Identify the lines that contain the word "this" and copy each one.

● **Provided information**:
------------------------

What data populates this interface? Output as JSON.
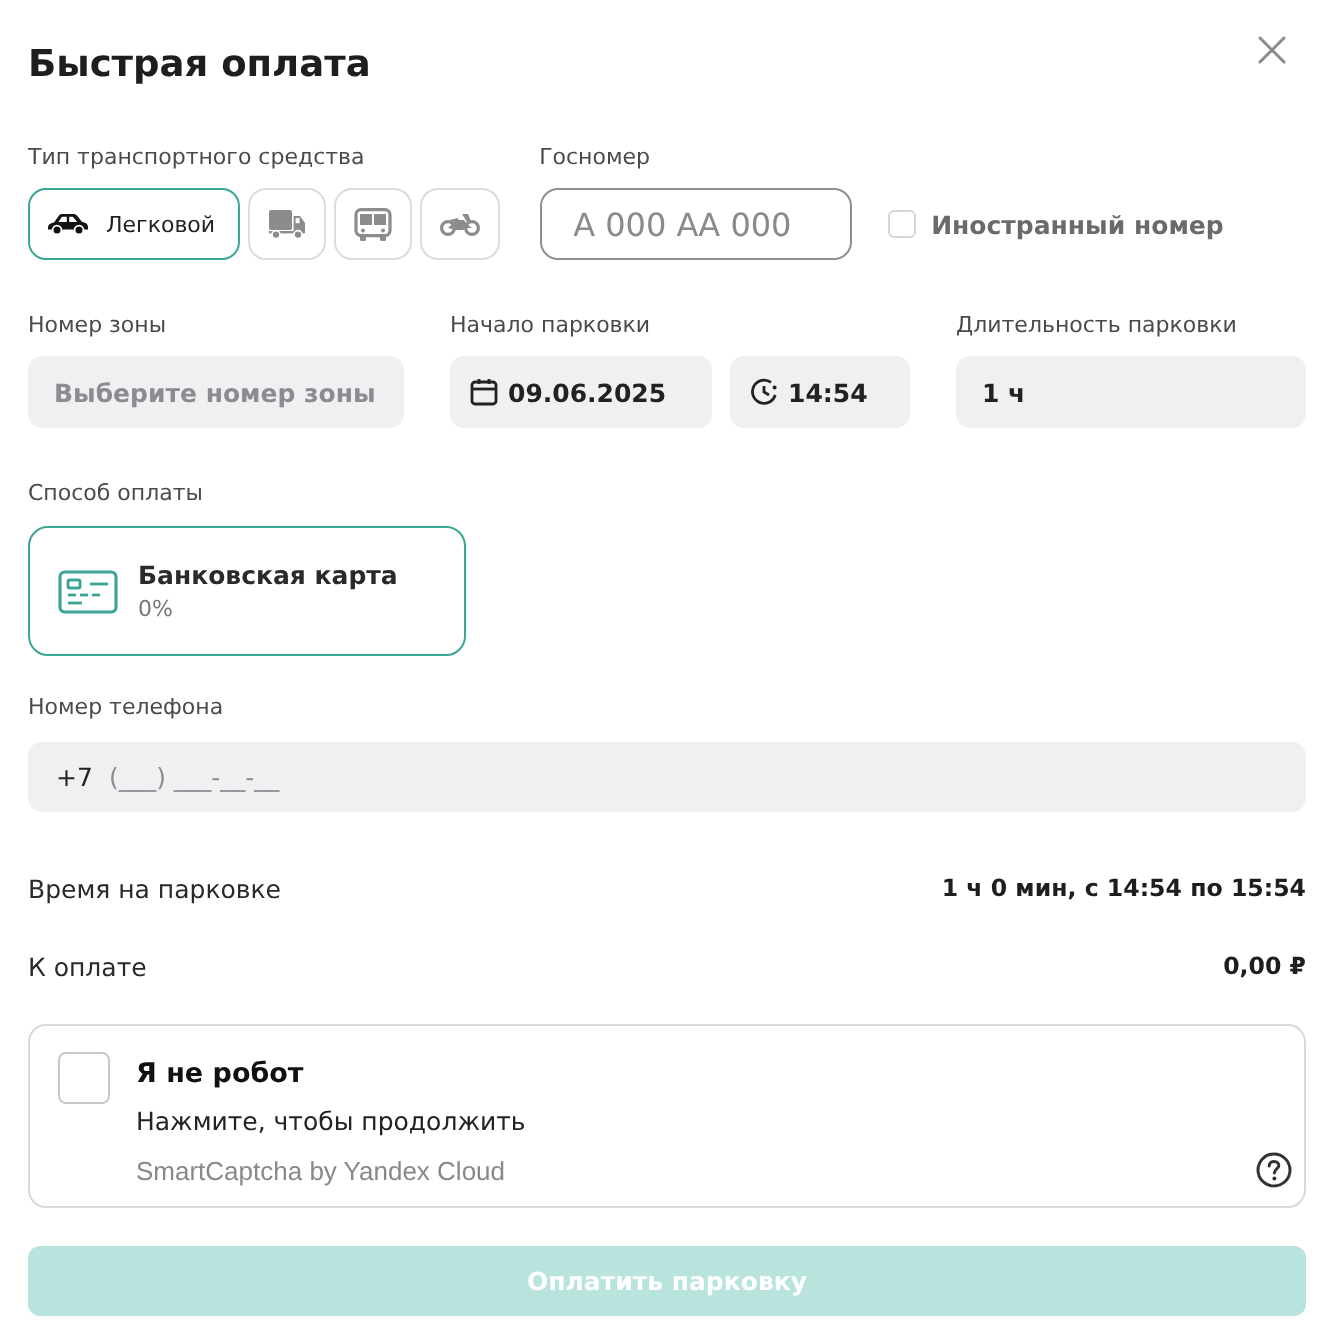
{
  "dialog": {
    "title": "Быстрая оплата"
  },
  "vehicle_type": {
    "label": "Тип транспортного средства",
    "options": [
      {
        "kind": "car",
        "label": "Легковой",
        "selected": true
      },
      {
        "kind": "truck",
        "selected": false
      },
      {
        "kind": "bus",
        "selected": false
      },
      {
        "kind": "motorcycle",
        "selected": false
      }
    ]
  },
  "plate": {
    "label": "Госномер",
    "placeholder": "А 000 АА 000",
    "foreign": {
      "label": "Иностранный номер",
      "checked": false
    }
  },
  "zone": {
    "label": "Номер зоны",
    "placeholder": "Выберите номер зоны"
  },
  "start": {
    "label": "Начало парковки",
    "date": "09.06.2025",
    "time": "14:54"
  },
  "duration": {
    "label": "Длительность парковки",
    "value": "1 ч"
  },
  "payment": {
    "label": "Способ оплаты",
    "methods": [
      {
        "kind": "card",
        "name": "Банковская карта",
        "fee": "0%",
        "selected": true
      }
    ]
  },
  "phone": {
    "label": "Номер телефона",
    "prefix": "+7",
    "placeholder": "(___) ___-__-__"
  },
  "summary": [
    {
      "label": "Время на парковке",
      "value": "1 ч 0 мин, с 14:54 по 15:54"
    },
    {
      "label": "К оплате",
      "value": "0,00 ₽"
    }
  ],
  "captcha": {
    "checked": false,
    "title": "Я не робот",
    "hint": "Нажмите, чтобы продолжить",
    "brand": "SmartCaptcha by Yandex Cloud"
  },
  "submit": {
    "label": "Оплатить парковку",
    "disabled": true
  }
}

------------------------

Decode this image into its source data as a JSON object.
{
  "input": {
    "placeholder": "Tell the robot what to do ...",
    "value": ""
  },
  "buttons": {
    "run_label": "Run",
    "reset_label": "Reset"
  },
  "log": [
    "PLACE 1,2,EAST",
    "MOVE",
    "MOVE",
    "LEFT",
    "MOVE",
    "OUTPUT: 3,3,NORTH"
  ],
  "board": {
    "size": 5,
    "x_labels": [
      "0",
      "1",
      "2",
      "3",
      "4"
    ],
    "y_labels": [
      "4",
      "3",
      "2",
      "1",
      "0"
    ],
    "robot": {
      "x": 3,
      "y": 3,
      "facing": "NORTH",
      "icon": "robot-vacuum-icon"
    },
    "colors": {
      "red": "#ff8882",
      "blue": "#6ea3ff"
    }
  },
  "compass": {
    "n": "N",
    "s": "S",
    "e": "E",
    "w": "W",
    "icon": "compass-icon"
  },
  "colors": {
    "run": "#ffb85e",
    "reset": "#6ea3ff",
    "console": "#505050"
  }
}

------------------------

● **Worked solution**:
What data populates this interface? Output as JSON.
Decode this image into its source data as a JSON object.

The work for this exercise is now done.